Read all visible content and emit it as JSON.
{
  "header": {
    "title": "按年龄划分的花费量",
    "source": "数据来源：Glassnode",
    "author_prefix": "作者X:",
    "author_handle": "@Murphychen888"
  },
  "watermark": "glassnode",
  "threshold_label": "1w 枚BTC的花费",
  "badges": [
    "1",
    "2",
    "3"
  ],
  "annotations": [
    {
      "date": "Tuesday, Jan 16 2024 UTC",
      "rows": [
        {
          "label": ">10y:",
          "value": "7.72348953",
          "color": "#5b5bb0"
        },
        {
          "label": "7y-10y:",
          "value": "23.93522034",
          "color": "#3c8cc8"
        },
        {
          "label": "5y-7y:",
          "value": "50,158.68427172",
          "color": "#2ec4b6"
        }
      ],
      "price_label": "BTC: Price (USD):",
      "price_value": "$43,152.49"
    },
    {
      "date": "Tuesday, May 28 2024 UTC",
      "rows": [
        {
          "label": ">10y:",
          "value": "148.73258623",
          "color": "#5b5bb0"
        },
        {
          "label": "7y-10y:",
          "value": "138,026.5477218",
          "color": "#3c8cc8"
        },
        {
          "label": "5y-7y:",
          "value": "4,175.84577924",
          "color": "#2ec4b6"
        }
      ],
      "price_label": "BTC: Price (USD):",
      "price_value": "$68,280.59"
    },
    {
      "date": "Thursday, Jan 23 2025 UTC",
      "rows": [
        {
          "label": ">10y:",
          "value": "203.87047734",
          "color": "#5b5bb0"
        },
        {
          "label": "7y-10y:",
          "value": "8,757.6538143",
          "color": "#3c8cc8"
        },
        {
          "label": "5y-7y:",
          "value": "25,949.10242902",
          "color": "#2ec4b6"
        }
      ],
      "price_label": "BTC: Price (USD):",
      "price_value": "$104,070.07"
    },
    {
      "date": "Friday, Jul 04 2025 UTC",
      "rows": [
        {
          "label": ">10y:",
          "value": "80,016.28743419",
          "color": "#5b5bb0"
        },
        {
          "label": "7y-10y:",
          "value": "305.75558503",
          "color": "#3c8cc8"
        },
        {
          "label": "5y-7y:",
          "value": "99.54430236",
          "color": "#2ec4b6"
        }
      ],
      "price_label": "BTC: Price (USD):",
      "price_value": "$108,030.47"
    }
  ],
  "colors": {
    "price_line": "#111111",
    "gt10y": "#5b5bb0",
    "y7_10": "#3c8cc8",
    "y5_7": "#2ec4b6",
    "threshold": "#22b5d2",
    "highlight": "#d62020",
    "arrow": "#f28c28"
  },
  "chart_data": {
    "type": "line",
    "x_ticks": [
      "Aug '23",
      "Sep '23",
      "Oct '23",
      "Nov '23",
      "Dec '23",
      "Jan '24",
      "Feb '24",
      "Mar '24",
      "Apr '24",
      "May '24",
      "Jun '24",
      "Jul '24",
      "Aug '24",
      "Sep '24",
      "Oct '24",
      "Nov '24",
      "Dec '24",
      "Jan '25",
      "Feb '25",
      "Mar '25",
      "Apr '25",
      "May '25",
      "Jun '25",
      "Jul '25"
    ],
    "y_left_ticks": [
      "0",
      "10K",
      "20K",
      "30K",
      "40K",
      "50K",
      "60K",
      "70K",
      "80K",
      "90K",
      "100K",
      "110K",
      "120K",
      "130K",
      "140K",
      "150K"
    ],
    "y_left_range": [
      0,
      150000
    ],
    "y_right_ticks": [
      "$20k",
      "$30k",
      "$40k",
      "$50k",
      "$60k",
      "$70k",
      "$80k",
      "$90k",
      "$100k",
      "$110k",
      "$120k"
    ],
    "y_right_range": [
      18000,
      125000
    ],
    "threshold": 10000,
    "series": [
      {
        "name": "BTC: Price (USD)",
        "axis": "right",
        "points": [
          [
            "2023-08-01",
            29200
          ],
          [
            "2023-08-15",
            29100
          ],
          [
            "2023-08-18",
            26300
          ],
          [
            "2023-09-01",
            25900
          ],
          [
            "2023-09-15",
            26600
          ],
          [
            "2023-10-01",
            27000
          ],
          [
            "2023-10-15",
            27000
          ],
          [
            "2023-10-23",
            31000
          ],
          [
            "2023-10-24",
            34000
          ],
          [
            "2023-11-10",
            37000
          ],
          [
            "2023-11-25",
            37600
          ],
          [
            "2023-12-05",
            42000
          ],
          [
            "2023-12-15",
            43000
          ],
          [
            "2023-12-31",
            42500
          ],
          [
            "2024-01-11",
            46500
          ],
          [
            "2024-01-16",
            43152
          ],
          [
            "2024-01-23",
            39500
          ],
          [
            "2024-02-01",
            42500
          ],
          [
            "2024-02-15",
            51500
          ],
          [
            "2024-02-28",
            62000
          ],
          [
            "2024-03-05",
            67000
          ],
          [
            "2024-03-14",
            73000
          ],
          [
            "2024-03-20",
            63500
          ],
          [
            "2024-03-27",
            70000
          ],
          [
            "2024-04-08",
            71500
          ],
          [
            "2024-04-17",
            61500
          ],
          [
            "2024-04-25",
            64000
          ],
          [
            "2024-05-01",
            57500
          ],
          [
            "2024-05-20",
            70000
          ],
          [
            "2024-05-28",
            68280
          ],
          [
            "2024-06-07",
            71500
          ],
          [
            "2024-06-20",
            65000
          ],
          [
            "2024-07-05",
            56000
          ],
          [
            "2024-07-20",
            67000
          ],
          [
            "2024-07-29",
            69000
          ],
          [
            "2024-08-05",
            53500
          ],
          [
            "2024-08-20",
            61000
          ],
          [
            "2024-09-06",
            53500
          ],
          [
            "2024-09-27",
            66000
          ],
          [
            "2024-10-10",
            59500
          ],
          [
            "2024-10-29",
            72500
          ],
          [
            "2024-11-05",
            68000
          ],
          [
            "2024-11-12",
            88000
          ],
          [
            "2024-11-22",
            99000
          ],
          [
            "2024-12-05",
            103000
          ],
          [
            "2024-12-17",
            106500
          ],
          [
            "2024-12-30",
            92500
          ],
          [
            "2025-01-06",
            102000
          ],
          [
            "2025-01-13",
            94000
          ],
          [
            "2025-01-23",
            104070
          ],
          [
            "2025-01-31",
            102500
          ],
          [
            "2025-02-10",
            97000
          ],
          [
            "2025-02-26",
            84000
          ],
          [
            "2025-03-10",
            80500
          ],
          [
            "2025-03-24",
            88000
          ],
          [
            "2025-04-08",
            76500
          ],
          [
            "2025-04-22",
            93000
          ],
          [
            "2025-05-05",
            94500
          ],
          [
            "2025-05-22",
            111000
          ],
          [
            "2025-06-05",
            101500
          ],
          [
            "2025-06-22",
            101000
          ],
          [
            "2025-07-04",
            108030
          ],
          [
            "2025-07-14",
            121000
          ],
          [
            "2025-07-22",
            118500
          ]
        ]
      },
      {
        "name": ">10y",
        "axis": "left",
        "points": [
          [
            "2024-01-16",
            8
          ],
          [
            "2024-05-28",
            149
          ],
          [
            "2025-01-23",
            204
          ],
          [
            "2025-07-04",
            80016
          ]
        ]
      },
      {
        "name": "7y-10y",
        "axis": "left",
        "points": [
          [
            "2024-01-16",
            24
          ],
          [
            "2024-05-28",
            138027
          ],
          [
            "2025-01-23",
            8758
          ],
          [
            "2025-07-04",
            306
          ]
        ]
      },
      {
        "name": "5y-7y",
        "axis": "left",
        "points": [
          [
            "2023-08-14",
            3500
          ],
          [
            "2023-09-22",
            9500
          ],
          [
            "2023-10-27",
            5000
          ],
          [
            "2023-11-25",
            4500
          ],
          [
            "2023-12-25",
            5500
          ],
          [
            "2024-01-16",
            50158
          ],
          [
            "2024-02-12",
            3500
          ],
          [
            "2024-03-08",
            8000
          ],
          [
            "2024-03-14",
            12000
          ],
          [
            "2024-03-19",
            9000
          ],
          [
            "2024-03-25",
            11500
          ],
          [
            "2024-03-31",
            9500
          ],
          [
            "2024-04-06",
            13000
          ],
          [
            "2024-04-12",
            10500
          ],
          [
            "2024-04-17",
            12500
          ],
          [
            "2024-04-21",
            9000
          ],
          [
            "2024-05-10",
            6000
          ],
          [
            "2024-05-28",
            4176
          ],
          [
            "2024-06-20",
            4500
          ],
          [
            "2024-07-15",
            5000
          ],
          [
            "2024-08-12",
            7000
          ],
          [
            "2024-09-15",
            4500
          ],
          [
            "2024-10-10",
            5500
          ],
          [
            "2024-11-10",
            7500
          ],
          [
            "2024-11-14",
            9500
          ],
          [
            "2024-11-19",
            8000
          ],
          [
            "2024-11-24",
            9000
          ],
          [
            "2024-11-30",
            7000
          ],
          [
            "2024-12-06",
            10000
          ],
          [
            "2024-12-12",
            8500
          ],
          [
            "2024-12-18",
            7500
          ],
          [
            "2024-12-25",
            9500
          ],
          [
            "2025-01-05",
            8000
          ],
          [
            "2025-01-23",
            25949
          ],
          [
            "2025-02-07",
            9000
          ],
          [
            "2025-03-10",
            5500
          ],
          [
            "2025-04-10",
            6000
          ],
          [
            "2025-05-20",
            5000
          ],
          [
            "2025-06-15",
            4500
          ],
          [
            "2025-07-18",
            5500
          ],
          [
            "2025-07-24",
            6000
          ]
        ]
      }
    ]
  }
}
★ ★ ★ ★
Report only the number of lines that hold the string "name" in this listing.

◆ RESPONSE TO THE EXERCISE:
4